§ Written task
Looking through the listing, how many of its lines hold the word "page"? Answer with only the number.

§ The data
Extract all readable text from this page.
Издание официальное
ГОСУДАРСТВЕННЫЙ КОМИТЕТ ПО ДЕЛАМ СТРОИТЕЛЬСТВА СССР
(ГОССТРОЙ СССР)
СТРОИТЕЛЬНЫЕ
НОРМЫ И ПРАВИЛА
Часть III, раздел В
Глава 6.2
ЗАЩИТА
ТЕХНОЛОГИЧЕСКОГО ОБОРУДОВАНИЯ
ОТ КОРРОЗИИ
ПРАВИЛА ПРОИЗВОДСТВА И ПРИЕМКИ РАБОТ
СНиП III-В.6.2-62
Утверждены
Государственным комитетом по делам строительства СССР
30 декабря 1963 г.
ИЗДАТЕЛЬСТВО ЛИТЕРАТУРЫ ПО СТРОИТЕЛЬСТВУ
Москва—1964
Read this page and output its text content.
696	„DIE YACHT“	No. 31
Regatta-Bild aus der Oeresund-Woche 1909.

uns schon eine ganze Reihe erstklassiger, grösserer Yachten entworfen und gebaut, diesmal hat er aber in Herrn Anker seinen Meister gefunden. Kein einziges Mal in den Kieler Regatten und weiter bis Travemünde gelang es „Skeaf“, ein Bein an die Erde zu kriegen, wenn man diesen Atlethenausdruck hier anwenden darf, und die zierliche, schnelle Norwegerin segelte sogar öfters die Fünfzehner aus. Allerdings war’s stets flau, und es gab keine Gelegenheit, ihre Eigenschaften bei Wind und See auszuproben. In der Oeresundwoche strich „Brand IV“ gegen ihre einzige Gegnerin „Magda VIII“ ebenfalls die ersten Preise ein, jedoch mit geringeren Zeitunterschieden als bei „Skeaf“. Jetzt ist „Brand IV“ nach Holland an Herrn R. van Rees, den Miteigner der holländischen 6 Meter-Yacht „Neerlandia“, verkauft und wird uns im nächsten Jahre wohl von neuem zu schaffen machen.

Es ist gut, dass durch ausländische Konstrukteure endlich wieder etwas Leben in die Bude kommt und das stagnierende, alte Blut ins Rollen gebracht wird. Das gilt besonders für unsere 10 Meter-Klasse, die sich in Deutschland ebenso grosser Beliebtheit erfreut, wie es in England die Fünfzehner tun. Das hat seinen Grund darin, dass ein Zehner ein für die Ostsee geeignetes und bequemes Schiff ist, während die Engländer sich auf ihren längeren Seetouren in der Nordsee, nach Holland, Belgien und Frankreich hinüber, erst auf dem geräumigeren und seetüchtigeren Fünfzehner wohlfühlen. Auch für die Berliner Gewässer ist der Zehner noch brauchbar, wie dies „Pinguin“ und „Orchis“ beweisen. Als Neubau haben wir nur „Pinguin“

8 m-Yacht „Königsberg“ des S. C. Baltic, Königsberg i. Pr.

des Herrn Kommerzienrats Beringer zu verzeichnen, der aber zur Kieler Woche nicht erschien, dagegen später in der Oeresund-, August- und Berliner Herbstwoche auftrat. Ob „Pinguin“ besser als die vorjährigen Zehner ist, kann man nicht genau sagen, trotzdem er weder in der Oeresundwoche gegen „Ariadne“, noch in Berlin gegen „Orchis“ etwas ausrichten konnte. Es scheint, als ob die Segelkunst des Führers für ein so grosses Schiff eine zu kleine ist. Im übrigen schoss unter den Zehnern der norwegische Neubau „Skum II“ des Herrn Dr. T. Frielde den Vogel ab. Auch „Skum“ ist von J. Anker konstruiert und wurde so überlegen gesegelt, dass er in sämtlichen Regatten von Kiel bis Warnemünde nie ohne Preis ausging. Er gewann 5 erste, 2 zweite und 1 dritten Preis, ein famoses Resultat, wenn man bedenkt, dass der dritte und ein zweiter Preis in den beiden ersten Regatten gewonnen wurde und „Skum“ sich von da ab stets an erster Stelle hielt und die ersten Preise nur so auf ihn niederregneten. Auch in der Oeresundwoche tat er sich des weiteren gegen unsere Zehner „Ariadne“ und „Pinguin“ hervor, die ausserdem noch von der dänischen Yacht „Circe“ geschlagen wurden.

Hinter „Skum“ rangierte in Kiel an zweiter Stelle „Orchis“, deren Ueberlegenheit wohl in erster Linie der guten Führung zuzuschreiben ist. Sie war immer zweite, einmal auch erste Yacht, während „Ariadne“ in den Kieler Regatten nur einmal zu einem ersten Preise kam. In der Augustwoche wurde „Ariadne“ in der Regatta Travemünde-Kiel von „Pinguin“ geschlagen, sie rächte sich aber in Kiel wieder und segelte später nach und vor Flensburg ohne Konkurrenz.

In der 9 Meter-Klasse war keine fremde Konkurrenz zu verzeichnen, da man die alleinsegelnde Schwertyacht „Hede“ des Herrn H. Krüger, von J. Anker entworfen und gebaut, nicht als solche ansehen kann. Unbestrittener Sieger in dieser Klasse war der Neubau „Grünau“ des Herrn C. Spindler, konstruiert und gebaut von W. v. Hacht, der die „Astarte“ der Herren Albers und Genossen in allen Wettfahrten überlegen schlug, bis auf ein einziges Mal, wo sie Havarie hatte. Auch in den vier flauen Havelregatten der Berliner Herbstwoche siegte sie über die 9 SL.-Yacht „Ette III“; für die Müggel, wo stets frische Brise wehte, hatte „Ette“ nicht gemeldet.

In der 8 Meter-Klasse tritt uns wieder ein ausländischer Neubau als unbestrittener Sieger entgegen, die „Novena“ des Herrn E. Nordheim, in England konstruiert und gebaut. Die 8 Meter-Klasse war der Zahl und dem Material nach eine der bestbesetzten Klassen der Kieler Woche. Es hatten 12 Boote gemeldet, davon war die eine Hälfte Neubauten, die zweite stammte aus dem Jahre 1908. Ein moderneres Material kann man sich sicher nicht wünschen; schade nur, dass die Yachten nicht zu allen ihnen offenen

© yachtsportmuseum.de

§ Solution to this problem
2